Listed records
-*-*-
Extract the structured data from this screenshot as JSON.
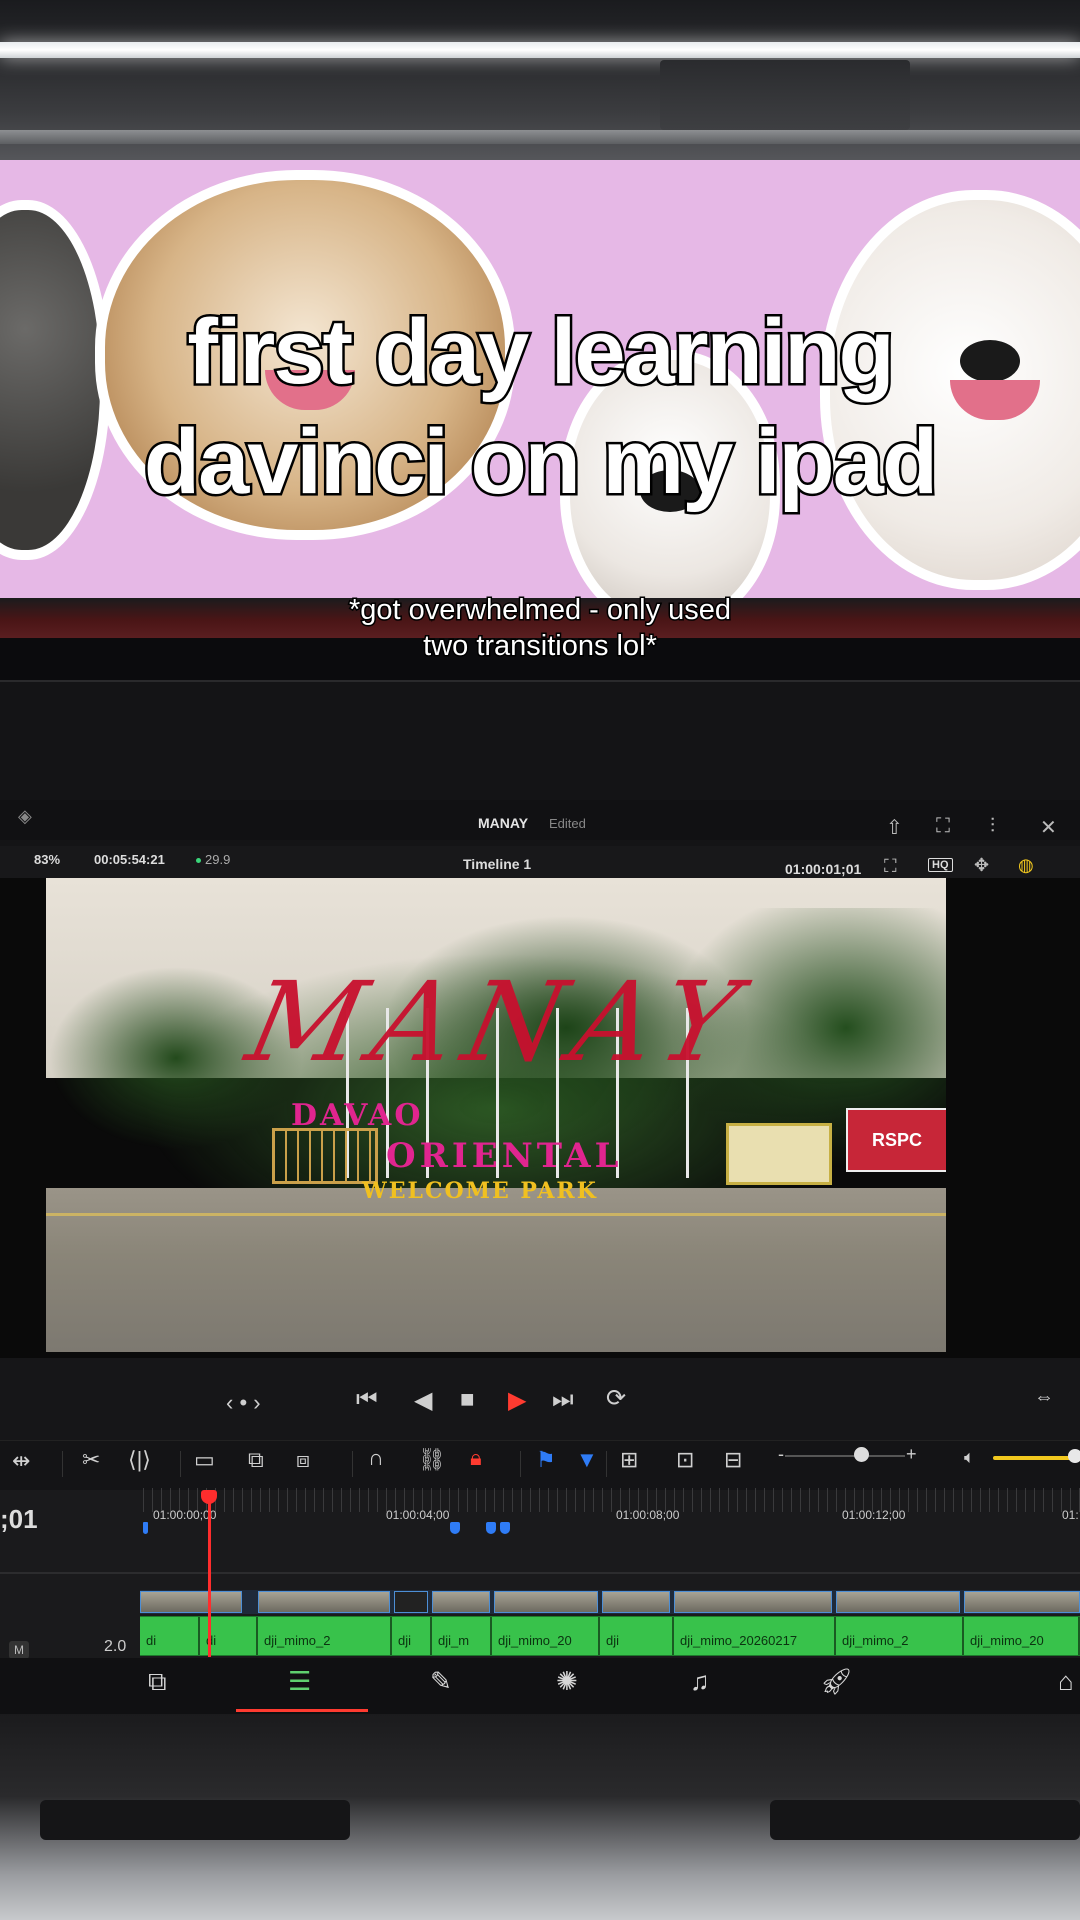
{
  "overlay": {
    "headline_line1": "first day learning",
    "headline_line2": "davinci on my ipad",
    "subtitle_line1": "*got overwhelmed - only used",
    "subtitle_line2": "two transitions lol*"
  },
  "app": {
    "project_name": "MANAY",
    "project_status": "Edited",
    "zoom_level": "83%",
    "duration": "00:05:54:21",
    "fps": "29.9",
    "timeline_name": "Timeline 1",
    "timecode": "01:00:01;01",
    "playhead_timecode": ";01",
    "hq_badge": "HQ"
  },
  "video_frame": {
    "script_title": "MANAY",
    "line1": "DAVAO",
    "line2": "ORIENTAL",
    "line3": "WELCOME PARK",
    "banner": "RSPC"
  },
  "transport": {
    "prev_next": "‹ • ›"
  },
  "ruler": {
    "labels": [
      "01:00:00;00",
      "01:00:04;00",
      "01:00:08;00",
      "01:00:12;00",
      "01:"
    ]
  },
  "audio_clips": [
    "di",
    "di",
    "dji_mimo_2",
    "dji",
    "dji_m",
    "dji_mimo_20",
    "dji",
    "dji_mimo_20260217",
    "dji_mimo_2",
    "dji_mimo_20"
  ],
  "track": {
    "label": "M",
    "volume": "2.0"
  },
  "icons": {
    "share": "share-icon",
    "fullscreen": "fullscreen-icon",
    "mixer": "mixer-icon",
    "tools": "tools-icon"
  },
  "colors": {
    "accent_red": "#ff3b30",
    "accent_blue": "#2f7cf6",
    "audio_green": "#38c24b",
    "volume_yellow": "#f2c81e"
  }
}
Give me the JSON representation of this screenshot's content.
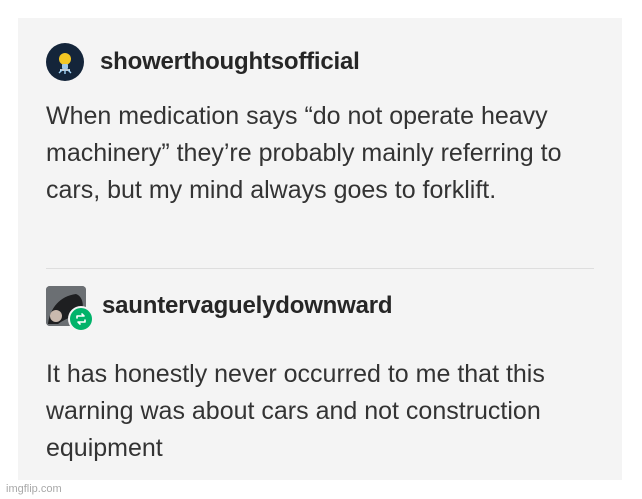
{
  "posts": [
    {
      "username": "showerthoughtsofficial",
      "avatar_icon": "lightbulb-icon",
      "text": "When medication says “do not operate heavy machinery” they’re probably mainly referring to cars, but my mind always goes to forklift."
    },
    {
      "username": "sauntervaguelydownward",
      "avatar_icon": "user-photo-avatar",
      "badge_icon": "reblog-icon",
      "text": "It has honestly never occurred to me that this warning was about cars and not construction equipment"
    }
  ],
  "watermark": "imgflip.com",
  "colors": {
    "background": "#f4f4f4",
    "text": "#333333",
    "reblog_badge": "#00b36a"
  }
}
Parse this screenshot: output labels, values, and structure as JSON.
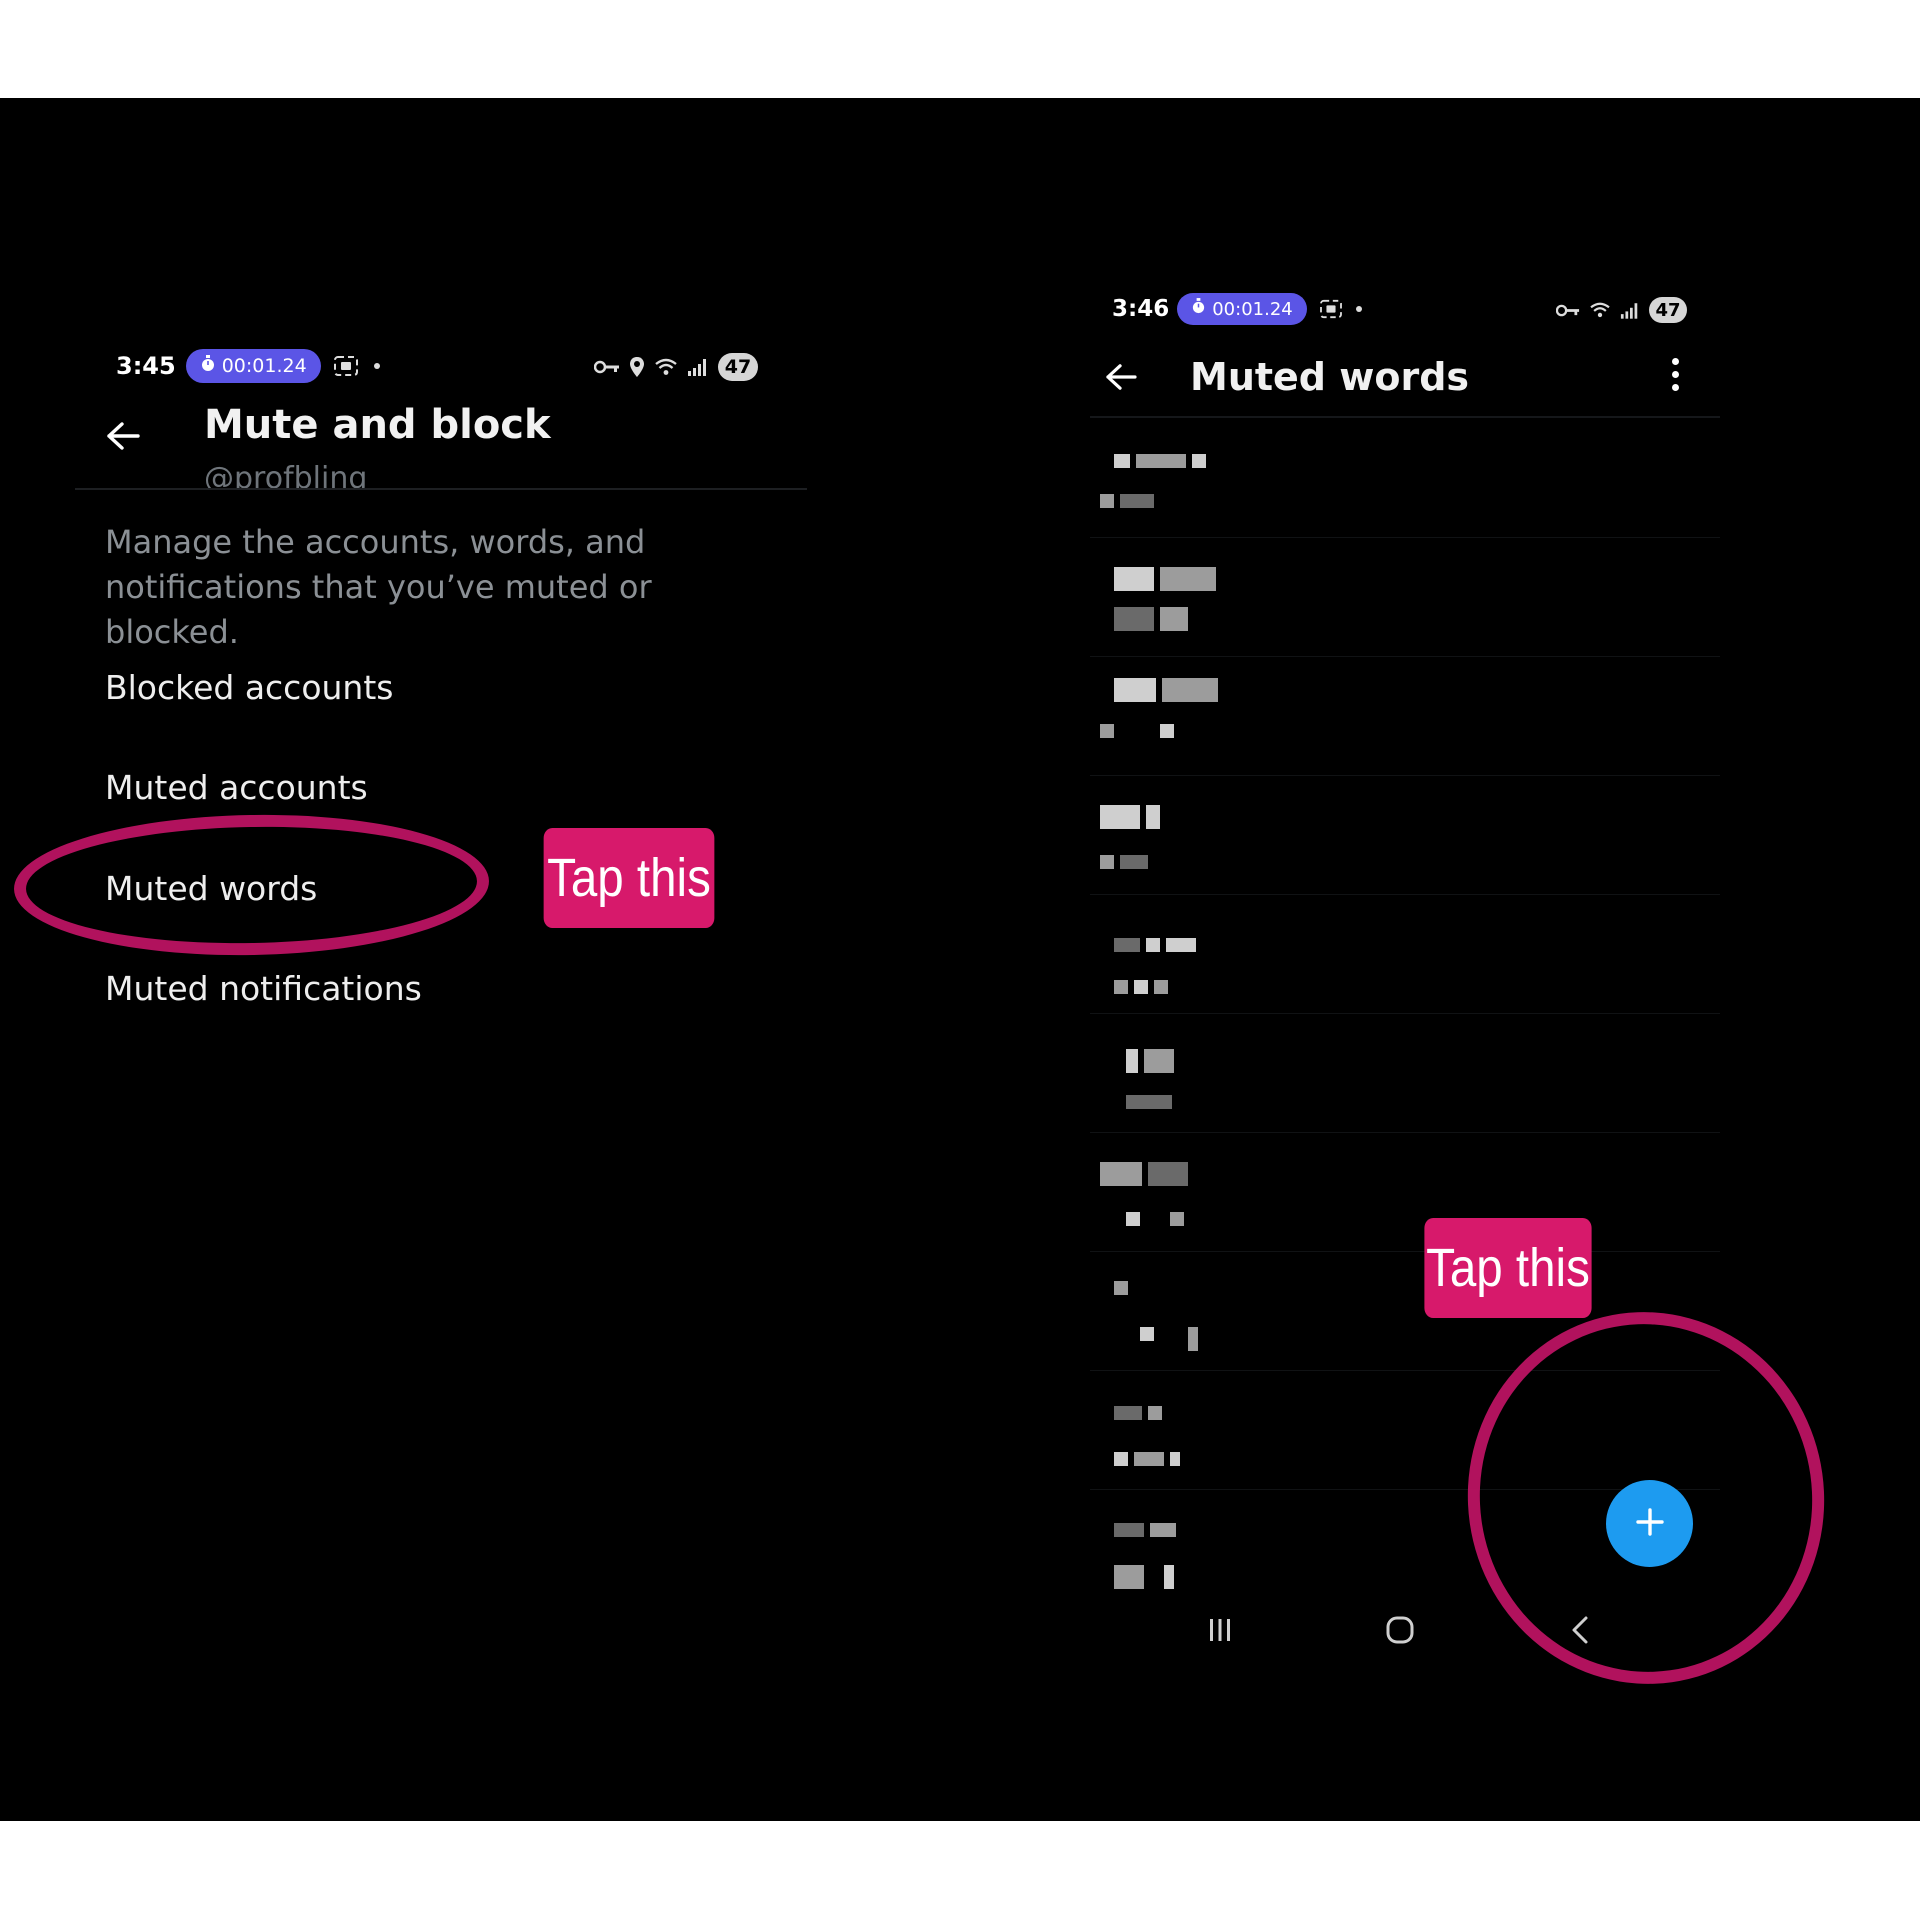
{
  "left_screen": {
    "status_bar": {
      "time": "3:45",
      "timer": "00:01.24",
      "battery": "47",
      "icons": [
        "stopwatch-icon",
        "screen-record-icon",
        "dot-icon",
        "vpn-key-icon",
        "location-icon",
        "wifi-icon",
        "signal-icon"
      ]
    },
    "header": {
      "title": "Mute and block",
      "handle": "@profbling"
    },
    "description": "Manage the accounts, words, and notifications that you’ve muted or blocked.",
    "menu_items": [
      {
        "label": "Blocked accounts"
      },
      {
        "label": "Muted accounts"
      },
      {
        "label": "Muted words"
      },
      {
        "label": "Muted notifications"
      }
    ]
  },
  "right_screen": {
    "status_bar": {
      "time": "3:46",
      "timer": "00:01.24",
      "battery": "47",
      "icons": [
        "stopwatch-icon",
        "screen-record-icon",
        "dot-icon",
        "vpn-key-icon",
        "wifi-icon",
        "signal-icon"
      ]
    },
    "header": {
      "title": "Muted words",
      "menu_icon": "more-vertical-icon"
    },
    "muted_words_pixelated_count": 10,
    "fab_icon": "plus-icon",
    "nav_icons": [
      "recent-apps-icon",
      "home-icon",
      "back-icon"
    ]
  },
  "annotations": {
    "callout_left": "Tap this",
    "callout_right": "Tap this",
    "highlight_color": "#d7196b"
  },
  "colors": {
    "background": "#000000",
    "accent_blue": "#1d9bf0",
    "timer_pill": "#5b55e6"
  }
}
-*-*-
Given problem
All lines of the data above that include the word "this" must be shown.

Reply to the task
Extract the structured data from this screenshot as JSON.
Give me the JSON representation of this screenshot's content.
      "text": "It has honestly never occurred to me that this warning was about cars and not construction equipment"
Parse this screenshot: output labels, values, and structure as JSON.
    "callout_left": "Tap this",
    "callout_right": "Tap this",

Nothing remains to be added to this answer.